▶ [Instruction 1]: Please swap "x-tick-label" for "x-tick" in the listing's lines from the first line through the line containing "data-point [270, 294, 280, 305]", keeping everything else the same.

▶ [Source passage]:
>> START
Bolden's recollection of the circumstances of his White House assignment was slightly different. He said it occurred after he met Kennedy on April 28, 1961 while working an event at the McCormick Place in Chicago. According to Bolden, Kennedy personally invited him to join the White House detail as the first African American to protect the President. Bolden also said that Kennedy once introduced him to others as "the Jackie Robinson of the Secret Service", a comment Bolden found so touching he almost broke into tears. Bolden soon grew disenchanted by his experiences in the Presidential Protective Division. He voluntarily left it after his probationary period ended in July 1961. He later said his decision to leave was a "protest against the poor security being given the president." Bolden returned to Chicago as a field agent in the counterfeiting division where he built a record of success. He "won two commendations for cracking counterfeiting rings". Jet magazine reported that in 1962, he "ranked second in the nation in solving" counterfeit and check forging cases.

==Bribery charges==
On May 12, 1964, Bolden was accused of attempting to sell a government file to Joseph Spagnoli Jr. in exchange for $50,000. The file was evidence for a case in which Spagnoli was named as the head of a counterfeiting ring. Bolden was arraigned in Chicago on May 20, 1964, on federal charges that he had solicited a bribe from the ring that he had helped break. A federal grand jury returned a three-count indictment against Bolden, charging him with "seeking a bribe in violation of his official duty" (18 U.S.C. § 201), "corruptly obstructing the due administration of justice" (18 U.S.C. § 1503), and "conspiring with Frank Jones to commit the crimes defined in these sections" (18 U.S.C. § 371).

===Allegations: framed for attempting to reveal Secret Service misconduct===
On May 20, 1964, Bolden held a news conference at his home on the South Side of Chicago and denied the charges. He asserted that he had been framed by the government because he intended to tell the Warren Commission about a pattern of misconduct on the part of agents assigned to protect Kennedy. Bolden stated that two weeks earlier, prior to leaving for Washington, D.C. to attend an in-service training, he mentioned to a fellow agent that he would try to testify before the Warren Commission. He told the media: "I wanted to, and I still intend to, tell the commission about the laxity and nonchalant attitude of secret service agents handling the protection of the President." Bolden charged that agents drank heavily before and after assignments guarding Kennedy in Washington and at his summer home in Hyannis Port, Massachusetts, that they missed their work shifts or reported to them "half drunk", and that they used official Secret Service cars to transport female companions or to visit bars. He said another agent called him a racial epithet when he complained about these issues. Bolden also stated that he told James J. Rowley, head of the Secret Service, about the drinking but that no action was taken.
>> END
▶ [Records to use]:
>> START
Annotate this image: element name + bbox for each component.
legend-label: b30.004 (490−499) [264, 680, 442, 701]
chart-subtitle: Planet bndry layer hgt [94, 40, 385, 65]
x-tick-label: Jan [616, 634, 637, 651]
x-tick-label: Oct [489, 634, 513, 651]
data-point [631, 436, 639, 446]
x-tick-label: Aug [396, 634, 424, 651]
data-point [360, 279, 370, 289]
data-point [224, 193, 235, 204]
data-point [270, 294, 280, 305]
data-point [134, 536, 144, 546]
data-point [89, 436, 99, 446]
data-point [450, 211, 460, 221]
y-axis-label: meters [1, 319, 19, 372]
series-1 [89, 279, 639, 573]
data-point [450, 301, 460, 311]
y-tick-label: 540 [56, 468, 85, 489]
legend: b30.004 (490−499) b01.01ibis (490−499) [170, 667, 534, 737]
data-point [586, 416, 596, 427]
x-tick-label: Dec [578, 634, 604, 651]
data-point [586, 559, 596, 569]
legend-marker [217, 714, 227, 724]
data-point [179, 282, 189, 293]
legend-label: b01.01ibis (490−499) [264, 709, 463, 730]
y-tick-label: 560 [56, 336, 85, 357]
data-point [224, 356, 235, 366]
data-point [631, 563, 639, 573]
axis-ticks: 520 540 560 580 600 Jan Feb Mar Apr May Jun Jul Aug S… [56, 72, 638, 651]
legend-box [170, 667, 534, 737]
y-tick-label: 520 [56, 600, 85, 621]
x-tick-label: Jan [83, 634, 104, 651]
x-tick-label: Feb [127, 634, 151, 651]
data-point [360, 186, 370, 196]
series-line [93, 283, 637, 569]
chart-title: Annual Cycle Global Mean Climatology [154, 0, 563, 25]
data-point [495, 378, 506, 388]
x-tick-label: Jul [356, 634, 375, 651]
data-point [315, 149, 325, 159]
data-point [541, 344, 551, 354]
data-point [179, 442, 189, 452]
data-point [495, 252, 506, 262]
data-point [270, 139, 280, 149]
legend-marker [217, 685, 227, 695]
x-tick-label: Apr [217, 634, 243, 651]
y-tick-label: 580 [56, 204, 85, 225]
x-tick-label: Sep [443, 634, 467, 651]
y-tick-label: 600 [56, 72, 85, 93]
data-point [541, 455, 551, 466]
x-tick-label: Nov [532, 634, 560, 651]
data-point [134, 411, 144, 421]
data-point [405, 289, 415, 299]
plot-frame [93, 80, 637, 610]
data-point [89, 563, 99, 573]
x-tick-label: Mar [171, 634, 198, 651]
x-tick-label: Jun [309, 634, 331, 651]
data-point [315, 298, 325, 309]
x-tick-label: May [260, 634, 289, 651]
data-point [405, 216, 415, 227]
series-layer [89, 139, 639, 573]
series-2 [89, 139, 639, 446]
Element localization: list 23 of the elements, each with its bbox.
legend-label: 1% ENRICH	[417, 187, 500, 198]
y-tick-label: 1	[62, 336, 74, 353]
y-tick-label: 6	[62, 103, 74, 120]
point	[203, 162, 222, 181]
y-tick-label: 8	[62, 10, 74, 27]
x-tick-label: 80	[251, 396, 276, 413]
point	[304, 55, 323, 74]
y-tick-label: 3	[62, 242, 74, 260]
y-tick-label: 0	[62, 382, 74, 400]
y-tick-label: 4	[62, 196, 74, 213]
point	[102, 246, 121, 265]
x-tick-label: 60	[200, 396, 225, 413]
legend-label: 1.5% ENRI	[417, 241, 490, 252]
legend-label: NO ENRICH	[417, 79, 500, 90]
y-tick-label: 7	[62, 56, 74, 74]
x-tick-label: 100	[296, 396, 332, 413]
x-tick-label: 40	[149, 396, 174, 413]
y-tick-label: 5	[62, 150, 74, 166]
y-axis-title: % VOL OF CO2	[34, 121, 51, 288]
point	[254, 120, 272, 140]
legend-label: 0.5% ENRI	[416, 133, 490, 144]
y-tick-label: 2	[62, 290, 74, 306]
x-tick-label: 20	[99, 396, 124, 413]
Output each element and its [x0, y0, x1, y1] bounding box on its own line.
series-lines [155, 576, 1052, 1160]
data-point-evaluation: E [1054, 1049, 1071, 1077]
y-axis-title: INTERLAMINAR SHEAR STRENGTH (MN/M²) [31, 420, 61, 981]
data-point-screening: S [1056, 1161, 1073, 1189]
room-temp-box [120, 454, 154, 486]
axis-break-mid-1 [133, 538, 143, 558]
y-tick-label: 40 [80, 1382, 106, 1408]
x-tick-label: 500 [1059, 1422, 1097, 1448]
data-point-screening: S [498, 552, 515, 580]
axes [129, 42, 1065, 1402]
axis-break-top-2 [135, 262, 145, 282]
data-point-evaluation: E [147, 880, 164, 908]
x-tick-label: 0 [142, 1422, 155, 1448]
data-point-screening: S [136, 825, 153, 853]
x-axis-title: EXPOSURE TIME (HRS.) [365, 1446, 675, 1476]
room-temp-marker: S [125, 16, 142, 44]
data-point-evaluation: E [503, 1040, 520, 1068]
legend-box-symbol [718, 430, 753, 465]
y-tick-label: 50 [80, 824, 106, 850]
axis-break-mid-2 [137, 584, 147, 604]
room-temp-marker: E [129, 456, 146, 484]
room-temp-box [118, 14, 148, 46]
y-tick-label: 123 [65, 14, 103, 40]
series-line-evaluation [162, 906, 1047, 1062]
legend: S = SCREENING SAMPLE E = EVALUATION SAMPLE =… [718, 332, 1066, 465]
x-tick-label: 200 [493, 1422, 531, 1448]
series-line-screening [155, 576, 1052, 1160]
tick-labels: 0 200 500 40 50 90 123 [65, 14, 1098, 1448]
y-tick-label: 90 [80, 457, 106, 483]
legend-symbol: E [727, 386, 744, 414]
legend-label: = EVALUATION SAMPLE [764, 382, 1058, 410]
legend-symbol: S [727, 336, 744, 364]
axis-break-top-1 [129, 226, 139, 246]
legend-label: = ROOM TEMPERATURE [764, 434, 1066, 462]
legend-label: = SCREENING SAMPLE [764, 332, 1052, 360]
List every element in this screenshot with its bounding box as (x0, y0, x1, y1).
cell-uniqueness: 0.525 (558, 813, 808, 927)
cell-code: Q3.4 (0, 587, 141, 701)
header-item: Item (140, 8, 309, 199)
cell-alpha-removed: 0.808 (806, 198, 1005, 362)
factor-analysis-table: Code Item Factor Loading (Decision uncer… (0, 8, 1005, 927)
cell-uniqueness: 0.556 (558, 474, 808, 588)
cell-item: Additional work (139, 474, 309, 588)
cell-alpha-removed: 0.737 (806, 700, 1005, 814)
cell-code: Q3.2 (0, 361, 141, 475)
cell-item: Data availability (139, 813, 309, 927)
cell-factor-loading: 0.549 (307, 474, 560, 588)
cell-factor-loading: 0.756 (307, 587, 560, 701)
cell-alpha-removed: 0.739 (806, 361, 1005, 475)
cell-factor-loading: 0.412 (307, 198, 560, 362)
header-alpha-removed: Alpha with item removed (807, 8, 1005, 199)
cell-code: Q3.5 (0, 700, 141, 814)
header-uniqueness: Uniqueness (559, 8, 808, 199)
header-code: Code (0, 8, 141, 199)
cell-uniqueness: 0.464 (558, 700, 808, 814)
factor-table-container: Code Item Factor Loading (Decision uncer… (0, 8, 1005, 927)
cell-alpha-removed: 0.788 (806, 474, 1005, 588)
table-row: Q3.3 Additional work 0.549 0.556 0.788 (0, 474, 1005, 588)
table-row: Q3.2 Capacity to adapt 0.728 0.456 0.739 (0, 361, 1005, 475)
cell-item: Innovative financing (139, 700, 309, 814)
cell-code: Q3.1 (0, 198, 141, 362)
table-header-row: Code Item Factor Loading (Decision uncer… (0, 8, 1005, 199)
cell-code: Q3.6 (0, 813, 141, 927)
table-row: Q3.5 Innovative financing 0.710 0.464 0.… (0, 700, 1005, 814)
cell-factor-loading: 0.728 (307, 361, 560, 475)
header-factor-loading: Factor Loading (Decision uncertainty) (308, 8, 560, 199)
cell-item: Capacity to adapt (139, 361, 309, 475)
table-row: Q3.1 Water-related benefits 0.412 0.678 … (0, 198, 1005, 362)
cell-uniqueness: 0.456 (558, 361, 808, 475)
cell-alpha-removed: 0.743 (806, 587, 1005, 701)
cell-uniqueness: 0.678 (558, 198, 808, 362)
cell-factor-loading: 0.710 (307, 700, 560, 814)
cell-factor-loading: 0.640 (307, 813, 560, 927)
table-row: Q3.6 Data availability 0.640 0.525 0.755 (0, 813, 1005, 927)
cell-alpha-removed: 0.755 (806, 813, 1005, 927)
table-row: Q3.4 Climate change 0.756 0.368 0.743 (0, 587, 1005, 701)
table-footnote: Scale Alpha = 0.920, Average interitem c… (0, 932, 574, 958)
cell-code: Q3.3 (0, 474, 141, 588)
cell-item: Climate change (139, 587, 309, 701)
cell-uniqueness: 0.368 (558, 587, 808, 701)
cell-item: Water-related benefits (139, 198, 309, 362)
>> END
▶ [Instruction 2]: Extend the passage on Bolden's Secret Service career and bribery charges, starting after its last sentence.

▶ [Result 1]:
Annotate this image: element name + bbox for each component.
legend-label: b30.004 (490−499) [264, 680, 442, 701]
chart-subtitle: Planet bndry layer hgt [94, 40, 385, 65]
x-tick: Jan [616, 634, 637, 651]
x-tick: Oct [489, 634, 513, 651]
data-point [631, 436, 639, 446]
x-tick: Aug [396, 634, 424, 651]
data-point [360, 279, 370, 289]
data-point [224, 193, 235, 204]
data-point [270, 294, 280, 305]

▶ [Result 2]:
Edward Hanrahan, the then United States Attorney for the Northern District of Illinois, issued a statement describing Bolden's allegations as "fantastic" and said, "The accuracy of these charges should be judged by the fact that the man who made them was silent from 1961 until after he was arrested..." Newspaper reports indicated that the Warren Commission was made aware of the allegations and quoted an unnamed member of the Commission: "It would appear that he is trying to get off the hook by making such charges now. Nevertheless, the charges he makes are serious. He desires to testify and his request ought to be approved." According to the Associated Press, a Commission spokesman said they were considering calling Bolden but had made no decision.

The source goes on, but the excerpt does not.